◆ **REQUIRED WORK**: Locate each line below that includes "plain" and reproduce it.

◆ **SOURCE RECORDS**:
----------------------------------------

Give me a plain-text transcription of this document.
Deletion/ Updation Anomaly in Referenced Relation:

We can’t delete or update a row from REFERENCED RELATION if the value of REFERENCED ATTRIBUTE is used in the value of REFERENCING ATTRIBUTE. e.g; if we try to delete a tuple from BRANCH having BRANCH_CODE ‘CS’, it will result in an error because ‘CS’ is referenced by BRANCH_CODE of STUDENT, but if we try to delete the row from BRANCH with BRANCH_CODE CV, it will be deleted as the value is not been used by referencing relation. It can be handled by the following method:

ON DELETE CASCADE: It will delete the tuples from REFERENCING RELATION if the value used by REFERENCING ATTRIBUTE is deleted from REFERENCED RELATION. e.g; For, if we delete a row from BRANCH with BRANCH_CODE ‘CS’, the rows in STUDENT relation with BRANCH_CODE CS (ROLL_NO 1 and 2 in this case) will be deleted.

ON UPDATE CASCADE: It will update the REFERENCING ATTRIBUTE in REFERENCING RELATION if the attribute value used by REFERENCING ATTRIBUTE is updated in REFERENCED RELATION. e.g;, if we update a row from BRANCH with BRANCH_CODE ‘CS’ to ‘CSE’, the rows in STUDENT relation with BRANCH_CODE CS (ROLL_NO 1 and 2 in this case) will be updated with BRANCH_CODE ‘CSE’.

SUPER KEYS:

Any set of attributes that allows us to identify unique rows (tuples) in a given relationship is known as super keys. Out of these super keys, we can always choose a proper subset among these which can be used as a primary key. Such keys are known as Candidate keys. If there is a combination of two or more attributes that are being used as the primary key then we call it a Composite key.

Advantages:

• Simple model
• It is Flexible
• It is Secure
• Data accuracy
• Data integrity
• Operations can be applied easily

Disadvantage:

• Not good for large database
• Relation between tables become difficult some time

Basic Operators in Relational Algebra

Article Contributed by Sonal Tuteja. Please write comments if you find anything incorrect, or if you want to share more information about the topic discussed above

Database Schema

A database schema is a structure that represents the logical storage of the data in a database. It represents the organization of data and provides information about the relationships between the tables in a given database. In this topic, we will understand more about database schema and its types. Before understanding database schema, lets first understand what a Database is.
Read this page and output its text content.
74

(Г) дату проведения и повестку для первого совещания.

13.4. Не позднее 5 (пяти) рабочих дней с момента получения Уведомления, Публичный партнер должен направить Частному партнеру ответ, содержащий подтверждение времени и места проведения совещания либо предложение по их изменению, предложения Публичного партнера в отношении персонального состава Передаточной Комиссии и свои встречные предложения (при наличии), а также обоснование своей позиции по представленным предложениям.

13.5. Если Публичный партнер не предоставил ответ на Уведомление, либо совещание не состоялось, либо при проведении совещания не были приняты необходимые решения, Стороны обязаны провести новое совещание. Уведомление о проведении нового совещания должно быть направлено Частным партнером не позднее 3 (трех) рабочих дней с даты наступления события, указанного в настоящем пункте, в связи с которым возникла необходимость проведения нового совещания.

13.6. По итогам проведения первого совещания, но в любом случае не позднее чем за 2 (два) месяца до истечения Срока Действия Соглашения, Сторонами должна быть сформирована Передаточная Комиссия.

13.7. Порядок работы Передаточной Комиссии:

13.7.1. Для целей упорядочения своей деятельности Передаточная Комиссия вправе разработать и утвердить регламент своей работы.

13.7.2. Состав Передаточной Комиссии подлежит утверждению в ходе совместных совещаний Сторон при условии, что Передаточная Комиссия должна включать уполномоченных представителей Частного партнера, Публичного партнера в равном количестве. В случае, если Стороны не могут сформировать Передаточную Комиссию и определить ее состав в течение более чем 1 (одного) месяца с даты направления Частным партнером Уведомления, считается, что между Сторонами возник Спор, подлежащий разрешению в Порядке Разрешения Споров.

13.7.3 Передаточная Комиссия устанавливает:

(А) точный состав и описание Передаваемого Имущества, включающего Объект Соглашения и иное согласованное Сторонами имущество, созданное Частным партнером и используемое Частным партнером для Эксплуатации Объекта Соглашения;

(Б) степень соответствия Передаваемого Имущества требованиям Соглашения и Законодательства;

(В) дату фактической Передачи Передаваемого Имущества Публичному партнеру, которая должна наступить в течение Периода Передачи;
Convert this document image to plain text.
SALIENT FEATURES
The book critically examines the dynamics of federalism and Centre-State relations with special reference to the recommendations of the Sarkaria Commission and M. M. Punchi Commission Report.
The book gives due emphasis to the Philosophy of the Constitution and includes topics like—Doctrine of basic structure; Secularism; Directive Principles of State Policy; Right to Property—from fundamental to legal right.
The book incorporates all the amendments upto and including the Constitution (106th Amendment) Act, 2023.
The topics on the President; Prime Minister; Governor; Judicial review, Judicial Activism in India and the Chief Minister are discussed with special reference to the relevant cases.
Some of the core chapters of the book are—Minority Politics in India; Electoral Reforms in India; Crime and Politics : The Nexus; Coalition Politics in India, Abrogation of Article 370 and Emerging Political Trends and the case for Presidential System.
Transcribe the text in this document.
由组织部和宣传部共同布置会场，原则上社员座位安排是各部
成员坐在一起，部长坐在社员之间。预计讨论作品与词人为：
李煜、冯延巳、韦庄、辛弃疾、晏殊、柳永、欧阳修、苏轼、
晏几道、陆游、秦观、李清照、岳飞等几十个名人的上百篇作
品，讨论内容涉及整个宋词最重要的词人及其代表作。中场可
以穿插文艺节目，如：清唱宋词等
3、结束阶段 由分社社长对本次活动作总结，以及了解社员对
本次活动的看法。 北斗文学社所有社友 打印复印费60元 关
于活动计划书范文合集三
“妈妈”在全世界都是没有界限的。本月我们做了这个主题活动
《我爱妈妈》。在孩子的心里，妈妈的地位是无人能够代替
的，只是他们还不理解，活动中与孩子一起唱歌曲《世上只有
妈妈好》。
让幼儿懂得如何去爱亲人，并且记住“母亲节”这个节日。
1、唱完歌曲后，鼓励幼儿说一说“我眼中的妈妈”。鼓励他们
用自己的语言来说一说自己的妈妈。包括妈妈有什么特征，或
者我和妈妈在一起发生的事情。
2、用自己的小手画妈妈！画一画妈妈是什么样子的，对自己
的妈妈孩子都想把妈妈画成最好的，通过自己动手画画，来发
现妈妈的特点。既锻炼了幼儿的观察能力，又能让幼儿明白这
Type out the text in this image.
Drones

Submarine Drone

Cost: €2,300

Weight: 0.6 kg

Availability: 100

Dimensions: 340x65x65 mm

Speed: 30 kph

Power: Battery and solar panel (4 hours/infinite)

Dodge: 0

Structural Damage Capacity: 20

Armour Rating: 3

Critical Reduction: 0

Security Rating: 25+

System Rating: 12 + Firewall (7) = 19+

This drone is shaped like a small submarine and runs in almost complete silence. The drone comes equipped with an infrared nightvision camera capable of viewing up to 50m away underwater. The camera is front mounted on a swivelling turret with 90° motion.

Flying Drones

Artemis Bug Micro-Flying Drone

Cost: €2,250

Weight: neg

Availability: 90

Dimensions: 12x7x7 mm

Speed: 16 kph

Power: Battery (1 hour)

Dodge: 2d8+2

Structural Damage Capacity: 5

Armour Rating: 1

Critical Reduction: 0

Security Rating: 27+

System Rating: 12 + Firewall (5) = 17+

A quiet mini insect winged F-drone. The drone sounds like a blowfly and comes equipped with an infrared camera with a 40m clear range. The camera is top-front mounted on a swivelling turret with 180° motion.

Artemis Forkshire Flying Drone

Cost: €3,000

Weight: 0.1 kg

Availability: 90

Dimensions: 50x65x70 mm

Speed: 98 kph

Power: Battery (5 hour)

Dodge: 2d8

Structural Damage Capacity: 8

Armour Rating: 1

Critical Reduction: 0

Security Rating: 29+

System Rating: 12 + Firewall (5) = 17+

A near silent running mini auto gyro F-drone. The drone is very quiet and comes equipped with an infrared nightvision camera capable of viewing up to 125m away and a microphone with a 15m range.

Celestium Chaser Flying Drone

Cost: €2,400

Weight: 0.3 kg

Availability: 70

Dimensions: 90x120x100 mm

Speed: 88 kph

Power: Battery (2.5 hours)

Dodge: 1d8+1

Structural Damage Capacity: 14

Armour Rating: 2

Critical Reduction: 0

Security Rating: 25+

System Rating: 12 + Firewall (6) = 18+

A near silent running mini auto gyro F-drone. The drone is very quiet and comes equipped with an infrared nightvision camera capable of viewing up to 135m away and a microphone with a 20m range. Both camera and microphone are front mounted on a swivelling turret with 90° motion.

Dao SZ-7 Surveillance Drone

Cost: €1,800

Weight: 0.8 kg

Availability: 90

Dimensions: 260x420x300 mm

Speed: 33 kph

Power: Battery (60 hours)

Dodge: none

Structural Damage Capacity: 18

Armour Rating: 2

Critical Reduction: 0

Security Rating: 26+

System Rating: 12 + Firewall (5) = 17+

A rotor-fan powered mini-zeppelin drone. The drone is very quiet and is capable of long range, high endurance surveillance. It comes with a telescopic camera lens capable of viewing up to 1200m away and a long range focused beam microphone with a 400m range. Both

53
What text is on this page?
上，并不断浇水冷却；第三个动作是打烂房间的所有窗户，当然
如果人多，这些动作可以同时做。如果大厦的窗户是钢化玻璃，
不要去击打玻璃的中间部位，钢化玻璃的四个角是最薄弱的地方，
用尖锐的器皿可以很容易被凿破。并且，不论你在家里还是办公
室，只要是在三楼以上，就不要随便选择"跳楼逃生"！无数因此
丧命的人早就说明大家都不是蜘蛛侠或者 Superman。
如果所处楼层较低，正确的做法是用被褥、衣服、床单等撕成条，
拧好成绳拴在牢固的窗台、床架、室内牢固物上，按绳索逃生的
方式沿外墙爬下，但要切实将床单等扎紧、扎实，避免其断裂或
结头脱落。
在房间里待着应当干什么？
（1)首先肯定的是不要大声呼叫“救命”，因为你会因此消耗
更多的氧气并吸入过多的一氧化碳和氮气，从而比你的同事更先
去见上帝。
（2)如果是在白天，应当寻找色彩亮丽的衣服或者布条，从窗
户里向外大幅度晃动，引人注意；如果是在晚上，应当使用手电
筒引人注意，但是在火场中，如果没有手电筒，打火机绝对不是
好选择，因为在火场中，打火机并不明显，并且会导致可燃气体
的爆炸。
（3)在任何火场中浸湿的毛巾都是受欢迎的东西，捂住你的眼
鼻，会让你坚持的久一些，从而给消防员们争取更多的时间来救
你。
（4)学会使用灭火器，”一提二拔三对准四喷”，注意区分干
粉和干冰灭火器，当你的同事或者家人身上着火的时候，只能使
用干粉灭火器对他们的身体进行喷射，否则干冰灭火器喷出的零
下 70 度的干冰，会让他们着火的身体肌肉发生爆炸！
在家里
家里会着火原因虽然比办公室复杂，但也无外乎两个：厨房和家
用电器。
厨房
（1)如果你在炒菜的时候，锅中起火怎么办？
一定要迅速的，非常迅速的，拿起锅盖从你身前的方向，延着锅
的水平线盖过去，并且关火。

----------------------------------------

◆ **SOLUTION TO THIS EXERCISE**:
Give me a plain-text transcription of this document.
Convert this document image to plain text.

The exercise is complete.